** START Provided data **

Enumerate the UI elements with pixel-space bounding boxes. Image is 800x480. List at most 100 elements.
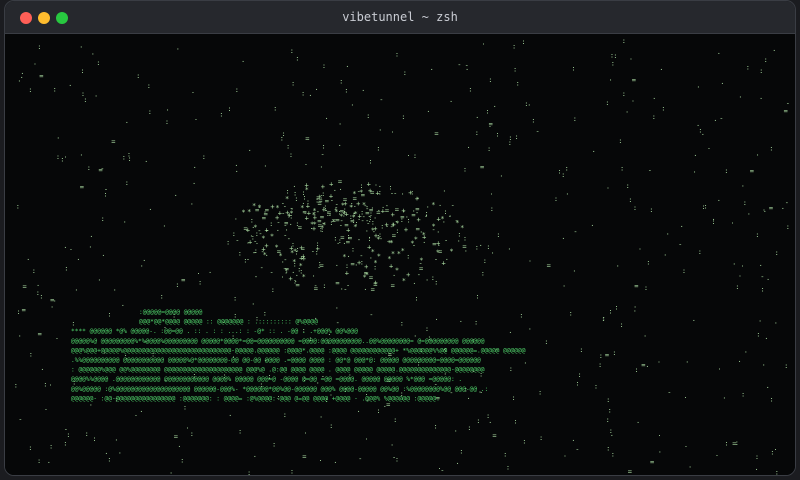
vortex-glyph: - — [419, 260, 423, 268]
star-glyph: . — [572, 265, 576, 273]
star-glyph: . — [76, 254, 80, 262]
star-glyph: . — [44, 404, 48, 412]
star-glyph: : — [756, 330, 760, 338]
star-glyph: . — [113, 285, 117, 293]
star-glyph: . — [507, 244, 511, 252]
star-glyph: . — [755, 464, 759, 472]
star-glyph: . — [638, 244, 642, 252]
star-glyph: . — [764, 333, 768, 341]
vortex-glyph: - — [359, 252, 363, 260]
star-glyph: : — [476, 417, 480, 425]
star-glyph: . — [508, 327, 512, 335]
star-glyph: . — [177, 441, 181, 449]
star-glyph: : — [770, 396, 774, 404]
star-glyph: : — [431, 274, 435, 282]
star-glyph: . — [319, 412, 323, 420]
vortex-glyph: - — [343, 285, 347, 293]
star-glyph: : — [32, 267, 36, 275]
star-glyph: : — [175, 281, 179, 289]
star-glyph: : — [634, 366, 638, 374]
star-glyph: - — [321, 151, 325, 159]
vortex-glyph: = — [317, 218, 321, 226]
vortex-glyph: - — [415, 209, 419, 217]
vortex-glyph: + — [364, 263, 368, 271]
star-glyph: . — [489, 189, 493, 197]
star-glyph: : — [467, 424, 471, 432]
star-glyph: . — [629, 54, 633, 62]
star-glyph: - — [573, 228, 577, 236]
star-glyph: . — [571, 435, 575, 443]
terminal-output[interactable]: = -. -..:..:::.....: =:..::: =::... -.::.:.: -… — [5, 34, 795, 476]
star-glyph: . — [101, 250, 105, 258]
star-glyph: . — [363, 284, 367, 292]
star-glyph: - — [392, 453, 396, 461]
star-glyph: : — [226, 239, 230, 247]
star-glyph: : — [393, 416, 397, 424]
star-glyph: . — [185, 422, 189, 430]
star-glyph: : — [80, 67, 84, 75]
star-glyph: : — [485, 108, 489, 116]
star-glyph: : — [37, 457, 41, 465]
star-glyph: : — [238, 428, 242, 436]
star-glyph: : — [289, 151, 293, 159]
star-glyph: : — [414, 294, 418, 302]
star-glyph: : — [769, 145, 773, 153]
star-glyph: . — [692, 315, 696, 323]
star-glyph: : — [506, 463, 510, 471]
title-bar: vibetunnel ~ zsh — [5, 1, 795, 34]
vortex-glyph: . — [401, 188, 405, 196]
star-glyph: = — [628, 468, 632, 476]
star-glyph: . — [693, 167, 697, 175]
vortex-glyph: . — [422, 237, 426, 245]
vortex-glyph: : — [338, 237, 342, 245]
star-glyph: . — [645, 361, 649, 369]
star-glyph: . — [772, 45, 776, 53]
star-glyph: . — [715, 450, 719, 458]
star-glyph: . — [712, 214, 716, 222]
star-glyph: : — [28, 444, 32, 452]
vortex-glyph: * — [275, 204, 279, 212]
star-glyph: . — [631, 95, 635, 103]
star-glyph: . — [74, 284, 78, 292]
star-glyph: . — [744, 347, 748, 355]
vortex-glyph: * — [362, 201, 366, 209]
star-glyph: = — [23, 283, 27, 291]
star-glyph: : — [519, 311, 523, 319]
star-glyph: . — [683, 392, 687, 400]
star-glyph: = — [174, 433, 178, 441]
star-glyph: . — [234, 213, 238, 221]
vortex-glyph: - — [277, 247, 281, 255]
star-glyph: . — [345, 61, 349, 69]
star-glyph: . — [166, 105, 170, 113]
star-glyph: : — [273, 104, 277, 112]
star-glyph: . — [114, 434, 118, 442]
star-glyph: : — [503, 451, 507, 459]
vortex-glyph: = — [376, 209, 380, 217]
star-glyph: : — [403, 69, 407, 77]
star-glyph: : — [488, 76, 492, 84]
star-glyph: . — [732, 259, 736, 267]
vortex-glyph: . — [251, 222, 255, 230]
star-glyph: : — [512, 394, 516, 402]
star-glyph: : — [37, 43, 41, 51]
window-title: vibetunnel ~ zsh — [342, 10, 458, 24]
star-glyph: = — [492, 432, 496, 440]
star-glyph: : — [368, 157, 372, 165]
star-glyph: - — [369, 311, 373, 319]
star-glyph: : — [618, 137, 622, 145]
star-glyph: . — [563, 450, 567, 458]
vortex-glyph: : — [313, 209, 317, 217]
star-glyph: : — [475, 293, 479, 301]
star-glyph: : — [614, 303, 618, 311]
star-glyph: = — [547, 262, 551, 270]
star-glyph: : — [474, 318, 478, 326]
star-glyph: : — [272, 440, 276, 448]
vortex-glyph: + — [417, 216, 421, 224]
vortex-glyph: * — [373, 259, 377, 267]
star-glyph: . — [717, 195, 721, 203]
star-glyph: : — [60, 156, 64, 164]
star-glyph: . — [318, 455, 322, 463]
vortex-glyph: + — [342, 209, 346, 217]
star-glyph: : — [496, 231, 500, 239]
star-glyph: : — [233, 295, 237, 303]
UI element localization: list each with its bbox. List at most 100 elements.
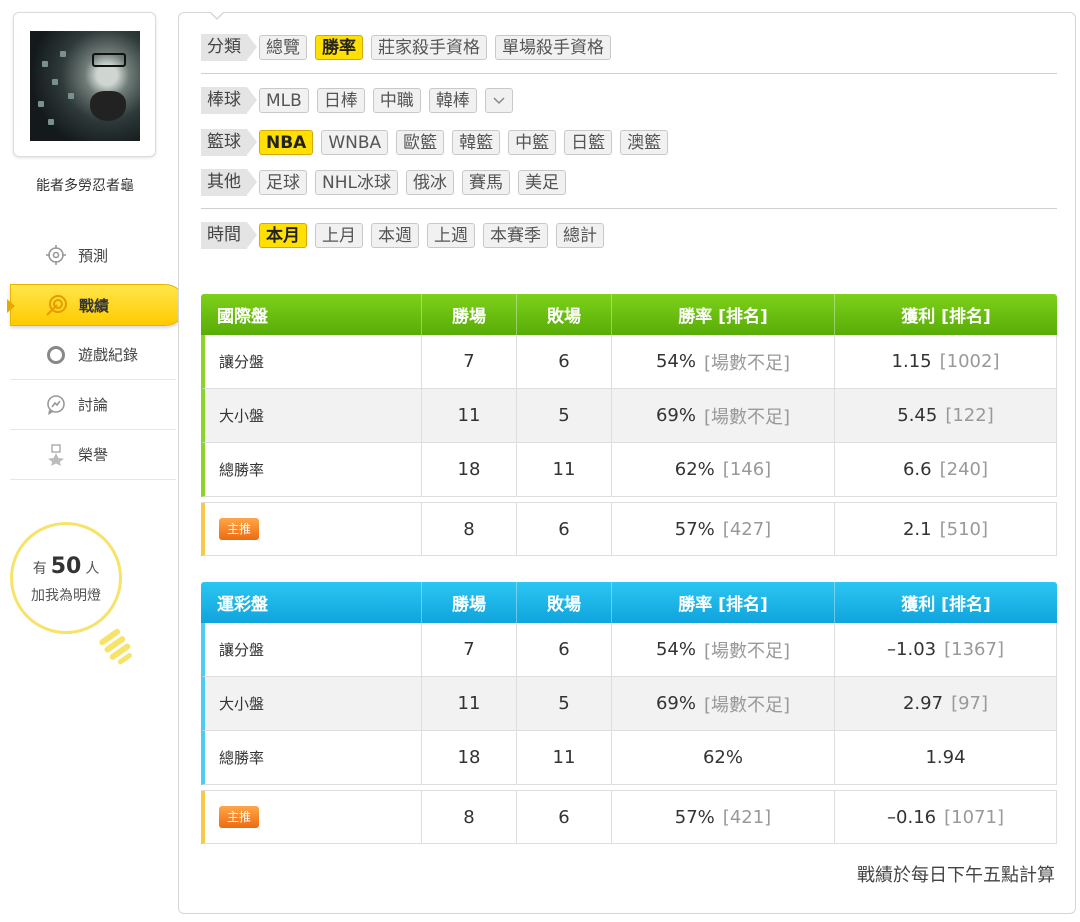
sidebar-item-game-log[interactable]: 遊戲紀錄 bbox=[10, 330, 176, 380]
table-international: 國際盤 勝場 敗場 勝率 [排名] 獲利 [排名] 讓分盤 7 6 54% [場數… bbox=[201, 294, 1057, 556]
chip-euro-basketball[interactable]: 歐籃 bbox=[396, 130, 445, 155]
cell-profit: 1.94 bbox=[835, 731, 1057, 785]
row-label: 總勝率 bbox=[201, 443, 422, 497]
avatar[interactable] bbox=[30, 31, 140, 141]
rate-value: 69% bbox=[655, 693, 696, 714]
chip-mlb[interactable]: MLB bbox=[259, 88, 309, 113]
chip-american-football[interactable]: 美足 bbox=[517, 170, 566, 195]
chip-wnba[interactable]: WNBA bbox=[321, 130, 389, 155]
chip-kbo[interactable]: 韓棒 bbox=[428, 88, 477, 113]
cell-losses: 11 bbox=[517, 731, 612, 785]
profit-value: 1.15 bbox=[891, 351, 932, 372]
fans-bulb[interactable]: 有 50 人 加我為明燈 bbox=[10, 522, 170, 682]
sidebar-item-record[interactable]: 戰績 bbox=[7, 284, 186, 326]
chip-china-basketball[interactable]: 中籃 bbox=[508, 130, 557, 155]
sidebar-menu: 預測 戰績 遊戲紀錄 討論 榮譽 bbox=[7, 230, 186, 480]
rate-rank: [場數不足] bbox=[703, 352, 791, 374]
col-winrate: 勝率 [排名] bbox=[612, 294, 835, 335]
fans-suffix: 人 bbox=[85, 561, 100, 577]
chip-this-season[interactable]: 本賽季 bbox=[483, 223, 548, 248]
cell-wins: 7 bbox=[422, 335, 517, 389]
cell-profit: 1.15 [1002] bbox=[835, 335, 1057, 389]
rate-rank: [421] bbox=[722, 806, 772, 828]
filter-label-baseball: 棒球 bbox=[201, 87, 257, 114]
cell-profit: 2.97 [97] bbox=[835, 677, 1057, 731]
row-label: 總勝率 bbox=[201, 731, 422, 785]
chip-australia-basketball[interactable]: 澳籃 bbox=[620, 130, 669, 155]
cell-winrate: 57% [421] bbox=[612, 791, 835, 844]
chip-cpbl[interactable]: 中職 bbox=[372, 88, 421, 113]
profit-value: –0.16 bbox=[887, 806, 937, 828]
cell-winrate: 54% [場數不足] bbox=[612, 335, 835, 389]
chip-single-killer[interactable]: 單場殺手資格 bbox=[495, 35, 611, 60]
rate-value: 57% bbox=[674, 806, 715, 828]
profit-value: 1.94 bbox=[925, 747, 966, 768]
table-row-featured: 主推 8 6 57% [427] 2.1 [510] bbox=[201, 502, 1057, 556]
rate-value: 62% bbox=[702, 747, 743, 768]
profit-value: 2.1 bbox=[902, 518, 932, 540]
col-profit: 獲利 [排名] bbox=[901, 307, 991, 327]
main-panel: 分類 總覽 勝率 莊家殺手資格 單場殺手資格 棒球 MLB 日棒 中職 韓棒 籃… bbox=[178, 11, 1076, 914]
bulb-icon bbox=[99, 628, 132, 665]
chip-this-week[interactable]: 本週 bbox=[371, 223, 419, 248]
chip-winrate[interactable]: 勝率 bbox=[315, 35, 363, 60]
calc-footnote: 戰績於每日下午五點計算 bbox=[857, 865, 1055, 886]
table-title: 國際盤 bbox=[201, 294, 422, 335]
table-row: 讓分盤 7 6 54% [場數不足] 1.15 [1002] bbox=[201, 335, 1057, 389]
rate-value: 54% bbox=[655, 639, 696, 660]
row-label: 主推 bbox=[201, 503, 422, 556]
profit-rank: [510] bbox=[939, 518, 989, 540]
cell-losses: 6 bbox=[517, 623, 612, 677]
rate-value: 69% bbox=[655, 405, 696, 426]
chevron-down-icon bbox=[493, 96, 505, 104]
filter-label-time: 時間 bbox=[201, 222, 257, 249]
chip-this-month[interactable]: 本月 bbox=[259, 223, 307, 248]
cell-wins: 18 bbox=[422, 731, 517, 785]
row-label: 大小盤 bbox=[201, 389, 422, 443]
crosshair-icon bbox=[42, 244, 70, 266]
baseball-more-dropdown[interactable] bbox=[484, 88, 513, 113]
chip-overview[interactable]: 總覽 bbox=[259, 35, 307, 60]
chip-last-month[interactable]: 上月 bbox=[315, 223, 363, 248]
chip-last-week[interactable]: 上週 bbox=[427, 223, 475, 248]
divider bbox=[201, 208, 1057, 209]
cell-wins: 18 bbox=[422, 443, 517, 497]
chip-nhl[interactable]: NHL冰球 bbox=[315, 170, 398, 195]
rate-value: 57% bbox=[674, 518, 715, 540]
sidebar-item-honors[interactable]: 榮譽 bbox=[10, 430, 176, 480]
cell-wins: 7 bbox=[422, 623, 517, 677]
rate-rank: [場數不足] bbox=[703, 694, 791, 716]
rate-value: 54% bbox=[655, 351, 696, 372]
cell-wins: 8 bbox=[422, 503, 517, 556]
table-row: 大小盤 11 5 69% [場數不足] 2.97 [97] bbox=[201, 677, 1057, 731]
chip-japan-basketball[interactable]: 日籃 bbox=[564, 130, 613, 155]
fans-prefix: 有 bbox=[32, 561, 47, 577]
table-header: 國際盤 勝場 敗場 勝率 [排名] 獲利 [排名] bbox=[201, 294, 1057, 335]
sidebar-item-discussion[interactable]: 討論 bbox=[10, 380, 176, 430]
table-title: 運彩盤 bbox=[201, 582, 422, 623]
medal-icon bbox=[42, 443, 70, 466]
chip-npb[interactable]: 日棒 bbox=[316, 88, 365, 113]
sidebar-item-label: 討論 bbox=[78, 396, 109, 414]
chip-khl[interactable]: 俄冰 bbox=[405, 170, 454, 195]
table-row: 總勝率 18 11 62% 1.94 bbox=[201, 731, 1057, 785]
row-label: 讓分盤 bbox=[201, 335, 422, 389]
col-losses: 敗場 bbox=[517, 582, 612, 623]
sidebar-item-predict[interactable]: 預測 bbox=[10, 230, 176, 280]
chip-nba[interactable]: NBA bbox=[259, 130, 314, 155]
panel-notch-inner bbox=[210, 11, 224, 18]
filter-row-baseball: 棒球 MLB 日棒 中職 韓棒 bbox=[201, 87, 521, 114]
chip-total[interactable]: 總計 bbox=[556, 223, 604, 248]
chat-icon bbox=[42, 394, 70, 416]
chip-korea-basketball[interactable]: 韓籃 bbox=[452, 130, 501, 155]
cell-winrate: 69% [場數不足] bbox=[612, 677, 835, 731]
filter-row-time: 時間 本月 上月 本週 上週 本賽季 總計 bbox=[201, 222, 612, 249]
chip-bookie-killer[interactable]: 莊家殺手資格 bbox=[371, 35, 487, 60]
sidebar: 能者多勞忍者龜 預測 戰績 遊戲紀錄 討論 榮譽 有 50 人 加我為明燈 bbox=[0, 0, 190, 922]
cell-winrate: 54% [場數不足] bbox=[612, 623, 835, 677]
chip-soccer[interactable]: 足球 bbox=[259, 170, 307, 195]
chip-horse-racing[interactable]: 賽馬 bbox=[461, 170, 510, 195]
cell-losses: 6 bbox=[517, 503, 612, 556]
featured-badge: 主推 bbox=[219, 806, 259, 828]
sidebar-item-label: 戰績 bbox=[79, 296, 110, 315]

** END Provided data **

The task
Lay out the part that opens with the line containing "330, 176, 380]" and closes with the line containing "chip-mlb[interactable]: MLB bbox=[259, 88, 309, 113]" as a Markdown table with the columns Number and Line. Number each line, skip blank lines, and include no other lines.

Task answer
| Number | Line |
|---|---|
| 1 | sidebar-item-game-log[interactable]: 遊戲紀錄 bbox=[10, 330, 176, 380] |
| 2 | table-international: 國際盤 勝場 敗場 勝率 [排名] 獲利 [排名] 讓分盤 7 6 54% [場數… bbox=[201, 294, 1057, 556] |
| 3 | chip-euro-basketball[interactable]: 歐籃 bbox=[396, 130, 445, 155] |
| 4 | cell-profit: 1.94 bbox=[835, 731, 1057, 785] |
| 5 | row-label: 總勝率 bbox=[201, 443, 422, 497] |
| 6 | avatar[interactable] bbox=[30, 31, 140, 141] |
| 7 | rate-value: 69% bbox=[655, 693, 696, 714] |
| 8 | chip-mlb[interactable]: MLB bbox=[259, 88, 309, 113] |